**PROBLEM TO SOLVE:** Where a line holds the string "text", return that line.

**ITEMS:**
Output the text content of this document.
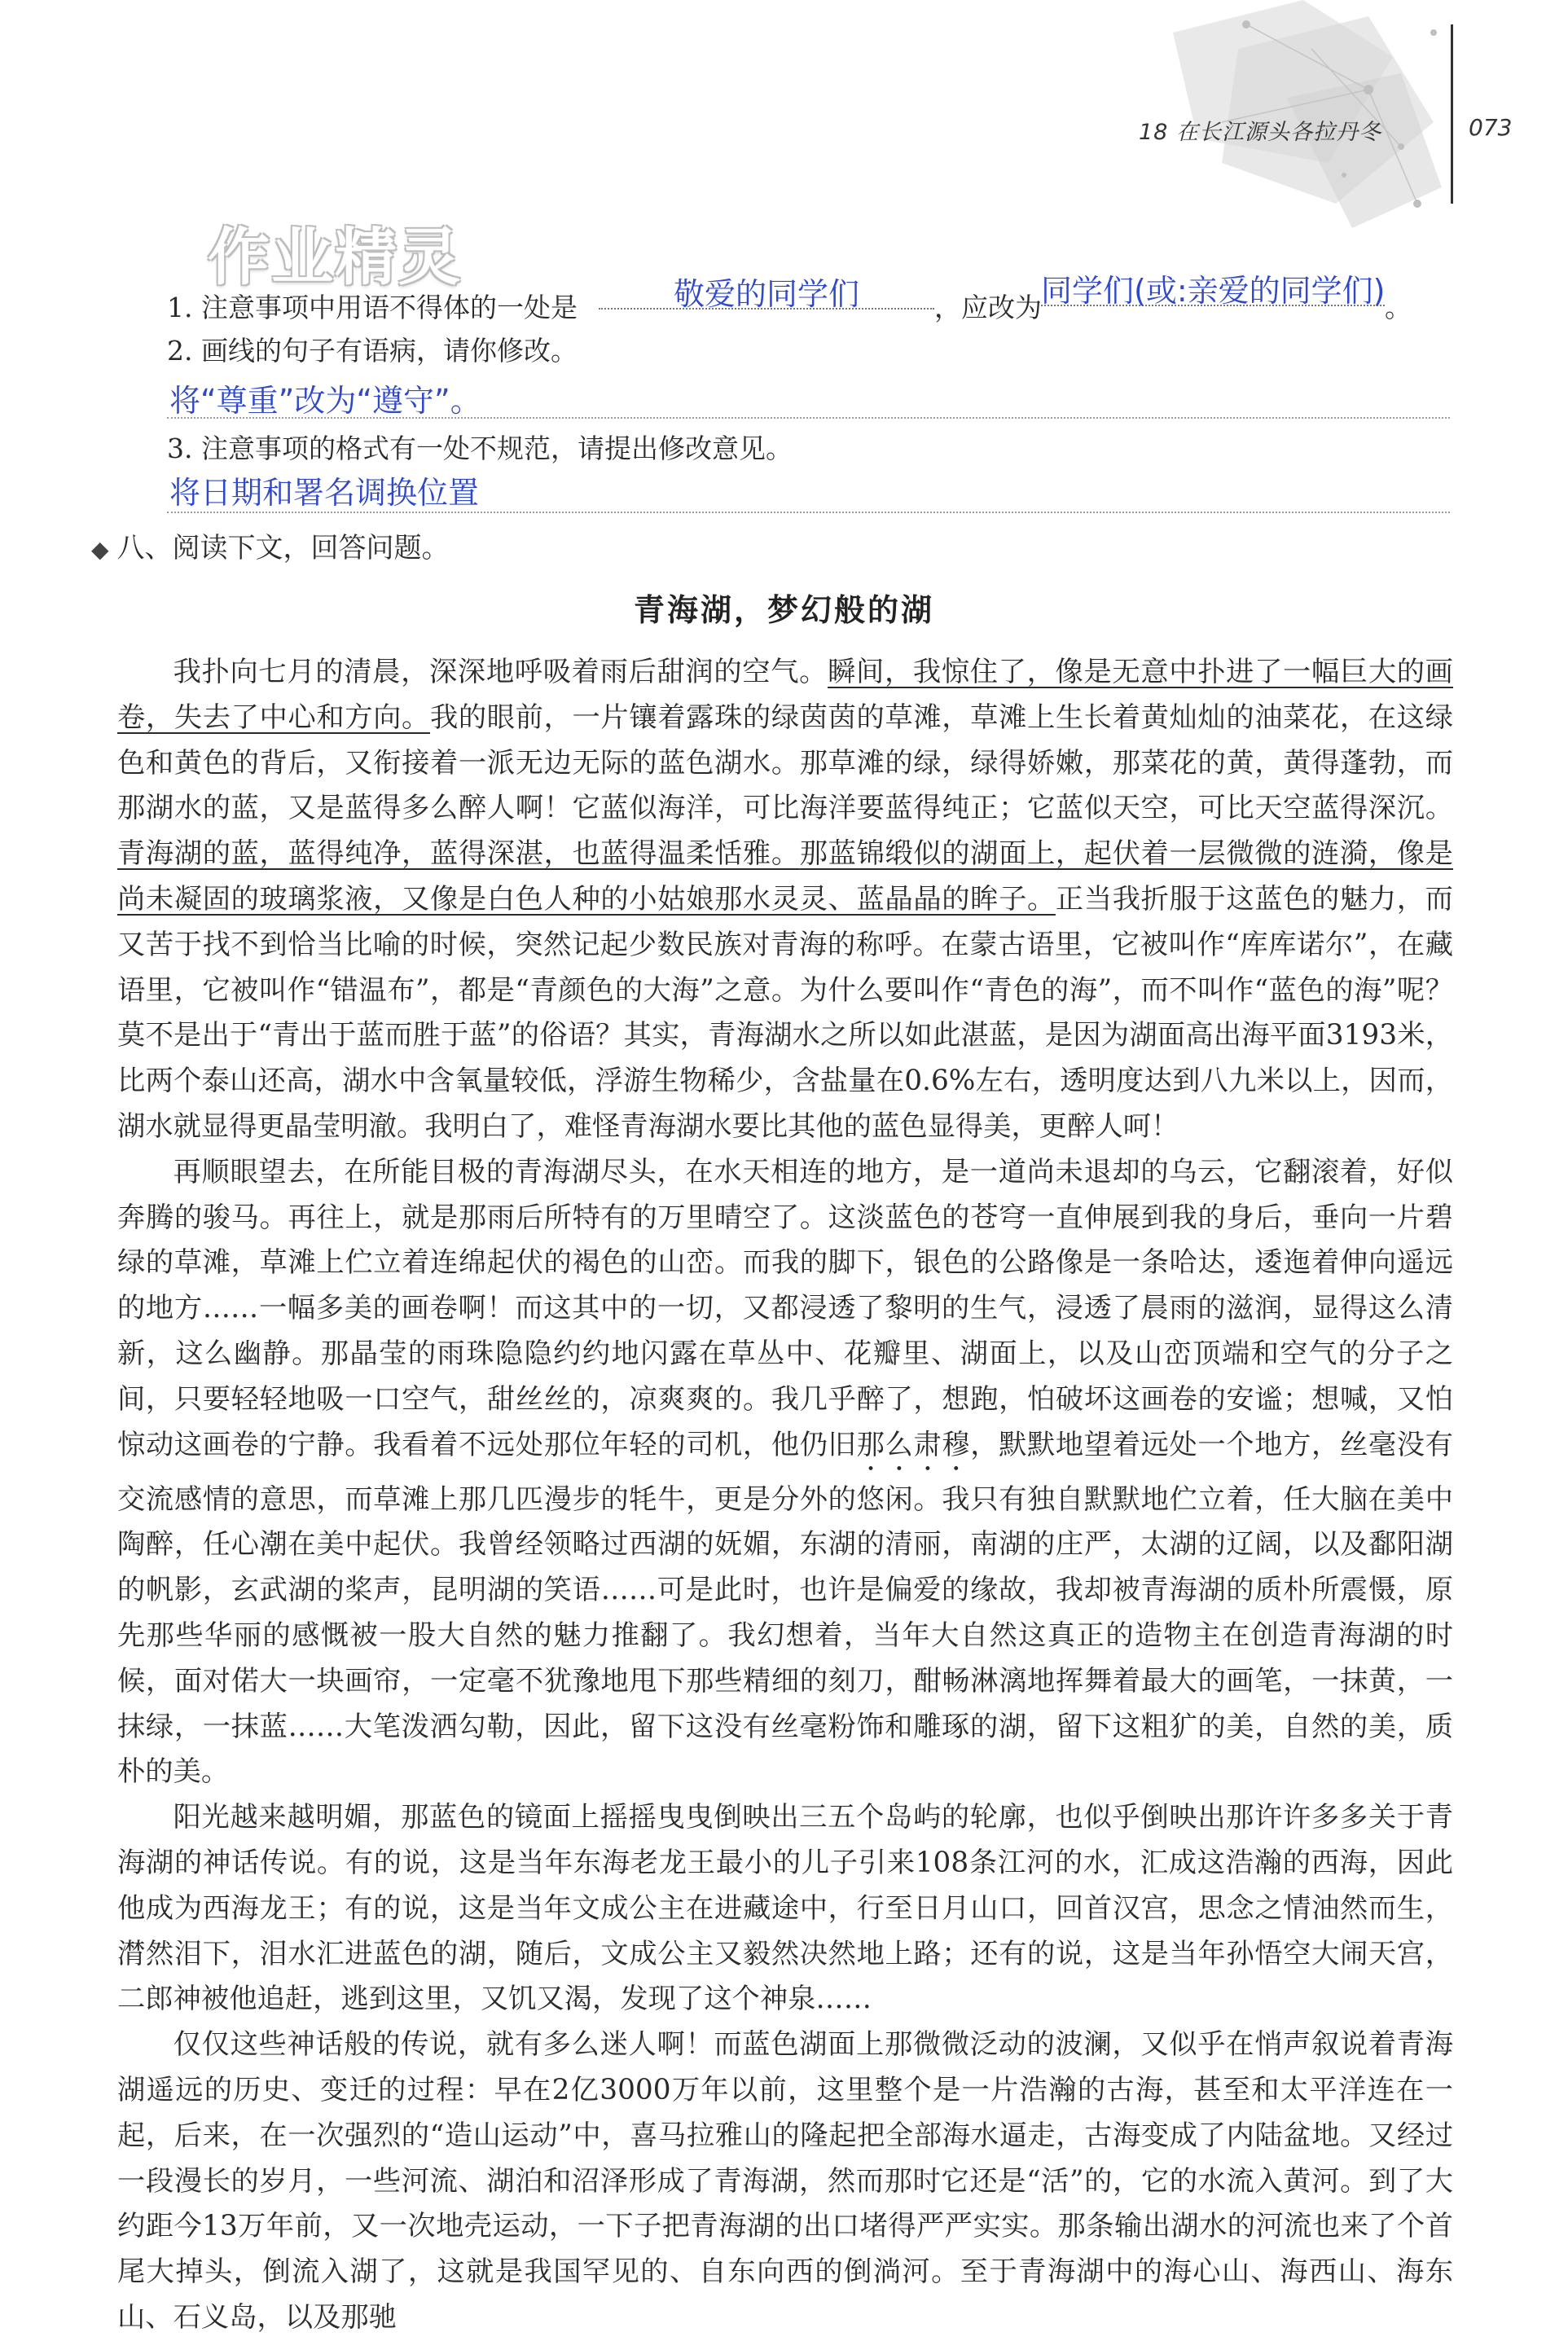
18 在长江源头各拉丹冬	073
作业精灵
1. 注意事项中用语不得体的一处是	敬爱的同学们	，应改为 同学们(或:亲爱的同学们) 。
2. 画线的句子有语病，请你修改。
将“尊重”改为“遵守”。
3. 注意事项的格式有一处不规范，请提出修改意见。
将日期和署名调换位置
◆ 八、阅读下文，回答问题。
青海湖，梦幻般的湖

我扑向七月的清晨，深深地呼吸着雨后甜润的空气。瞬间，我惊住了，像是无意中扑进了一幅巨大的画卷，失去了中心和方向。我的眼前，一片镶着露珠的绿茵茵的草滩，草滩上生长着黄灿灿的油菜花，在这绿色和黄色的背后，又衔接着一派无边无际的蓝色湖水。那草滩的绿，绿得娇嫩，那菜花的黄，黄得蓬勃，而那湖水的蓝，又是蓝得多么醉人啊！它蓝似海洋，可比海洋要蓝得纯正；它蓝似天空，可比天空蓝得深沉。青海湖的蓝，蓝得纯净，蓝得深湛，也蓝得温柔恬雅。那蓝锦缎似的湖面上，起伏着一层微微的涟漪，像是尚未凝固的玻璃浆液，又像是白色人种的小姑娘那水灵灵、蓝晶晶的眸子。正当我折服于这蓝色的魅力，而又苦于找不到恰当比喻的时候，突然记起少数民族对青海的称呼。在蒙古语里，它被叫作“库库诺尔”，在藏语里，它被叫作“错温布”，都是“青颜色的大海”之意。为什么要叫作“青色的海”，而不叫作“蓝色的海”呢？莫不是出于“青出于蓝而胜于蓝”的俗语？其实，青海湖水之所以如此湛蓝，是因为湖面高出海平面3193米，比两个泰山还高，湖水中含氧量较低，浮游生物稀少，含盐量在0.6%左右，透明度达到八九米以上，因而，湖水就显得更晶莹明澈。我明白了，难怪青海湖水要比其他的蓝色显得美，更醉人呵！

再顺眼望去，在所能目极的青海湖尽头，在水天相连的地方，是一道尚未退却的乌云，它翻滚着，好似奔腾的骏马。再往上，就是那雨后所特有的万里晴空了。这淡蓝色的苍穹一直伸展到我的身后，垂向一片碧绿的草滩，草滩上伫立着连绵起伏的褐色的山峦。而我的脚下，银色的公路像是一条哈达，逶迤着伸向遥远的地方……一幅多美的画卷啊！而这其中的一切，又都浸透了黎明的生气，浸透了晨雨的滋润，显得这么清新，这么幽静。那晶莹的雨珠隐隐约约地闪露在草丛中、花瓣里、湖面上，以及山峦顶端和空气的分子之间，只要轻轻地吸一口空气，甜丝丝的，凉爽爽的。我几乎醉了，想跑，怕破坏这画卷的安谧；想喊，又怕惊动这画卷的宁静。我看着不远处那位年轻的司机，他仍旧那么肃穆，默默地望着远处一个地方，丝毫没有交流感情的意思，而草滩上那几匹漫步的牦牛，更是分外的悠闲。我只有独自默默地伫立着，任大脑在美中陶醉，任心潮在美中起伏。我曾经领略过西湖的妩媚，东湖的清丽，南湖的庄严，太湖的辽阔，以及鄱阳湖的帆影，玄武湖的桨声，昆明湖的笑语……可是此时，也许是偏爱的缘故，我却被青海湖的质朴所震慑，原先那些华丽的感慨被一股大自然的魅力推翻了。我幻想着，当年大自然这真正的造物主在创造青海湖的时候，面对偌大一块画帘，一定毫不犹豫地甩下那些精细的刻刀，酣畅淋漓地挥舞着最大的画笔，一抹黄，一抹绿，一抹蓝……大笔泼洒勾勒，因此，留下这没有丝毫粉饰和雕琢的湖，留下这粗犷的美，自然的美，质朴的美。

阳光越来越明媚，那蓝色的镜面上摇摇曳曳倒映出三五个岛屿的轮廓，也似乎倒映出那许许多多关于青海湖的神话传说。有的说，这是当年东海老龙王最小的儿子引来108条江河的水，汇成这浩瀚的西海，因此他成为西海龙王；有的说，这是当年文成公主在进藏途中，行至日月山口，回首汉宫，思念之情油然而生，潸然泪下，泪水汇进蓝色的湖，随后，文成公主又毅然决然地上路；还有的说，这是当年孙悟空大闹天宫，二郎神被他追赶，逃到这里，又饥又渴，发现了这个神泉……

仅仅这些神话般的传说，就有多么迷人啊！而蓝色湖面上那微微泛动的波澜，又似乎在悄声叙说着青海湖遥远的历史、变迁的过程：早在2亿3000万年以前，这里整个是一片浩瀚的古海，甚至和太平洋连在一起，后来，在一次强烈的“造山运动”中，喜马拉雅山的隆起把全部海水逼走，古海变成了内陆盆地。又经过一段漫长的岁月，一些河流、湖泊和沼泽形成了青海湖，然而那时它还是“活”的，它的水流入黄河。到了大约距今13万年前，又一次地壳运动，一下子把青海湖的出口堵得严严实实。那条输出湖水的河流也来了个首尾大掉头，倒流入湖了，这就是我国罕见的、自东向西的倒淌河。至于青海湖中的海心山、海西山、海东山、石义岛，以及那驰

--

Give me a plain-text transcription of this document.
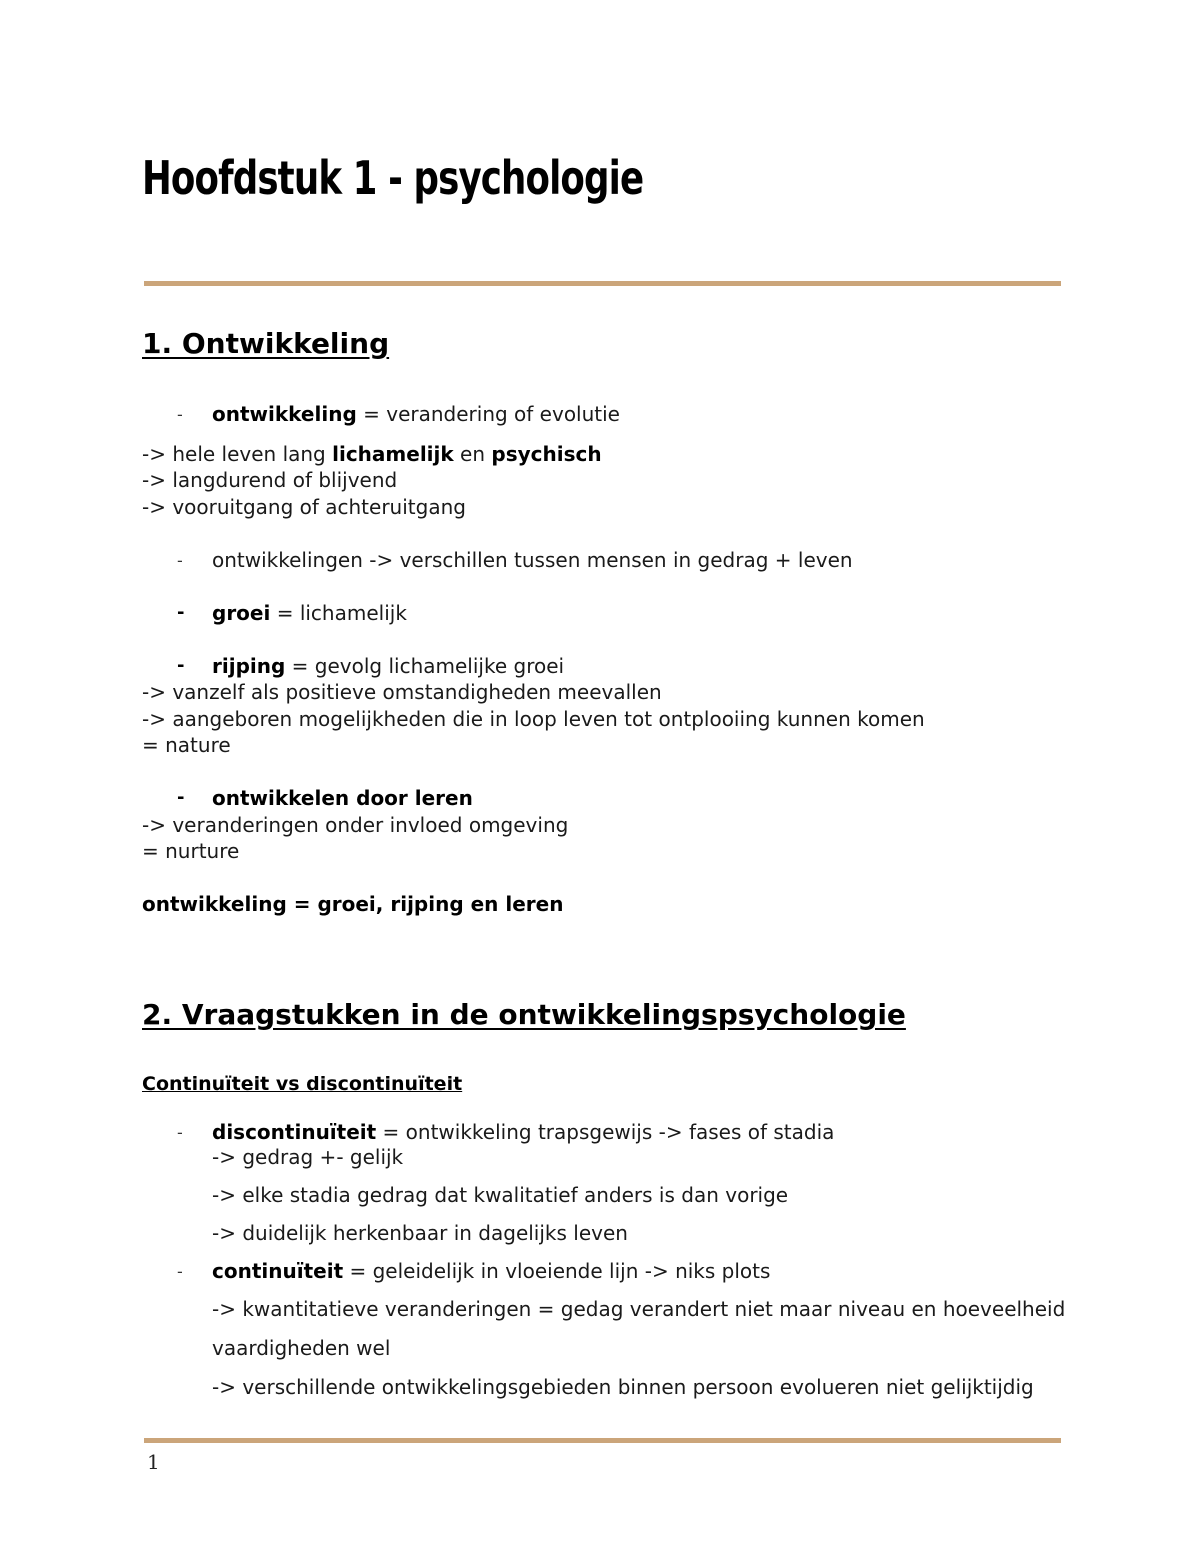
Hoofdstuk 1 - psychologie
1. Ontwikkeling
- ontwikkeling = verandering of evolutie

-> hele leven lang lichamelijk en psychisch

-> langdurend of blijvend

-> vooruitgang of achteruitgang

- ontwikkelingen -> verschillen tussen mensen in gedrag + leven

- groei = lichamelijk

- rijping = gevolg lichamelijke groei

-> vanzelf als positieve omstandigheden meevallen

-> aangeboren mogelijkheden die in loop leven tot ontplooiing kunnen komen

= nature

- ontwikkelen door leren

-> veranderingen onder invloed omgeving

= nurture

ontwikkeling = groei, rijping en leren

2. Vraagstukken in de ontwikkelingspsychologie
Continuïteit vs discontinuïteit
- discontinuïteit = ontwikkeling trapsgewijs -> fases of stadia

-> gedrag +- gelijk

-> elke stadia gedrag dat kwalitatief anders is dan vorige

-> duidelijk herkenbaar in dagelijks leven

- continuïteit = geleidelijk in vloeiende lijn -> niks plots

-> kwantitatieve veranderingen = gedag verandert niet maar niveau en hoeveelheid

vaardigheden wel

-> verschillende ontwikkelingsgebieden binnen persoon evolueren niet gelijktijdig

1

**TASK RESULT:**
Output the text content of this document.
Give me a plain-text transcription of this document.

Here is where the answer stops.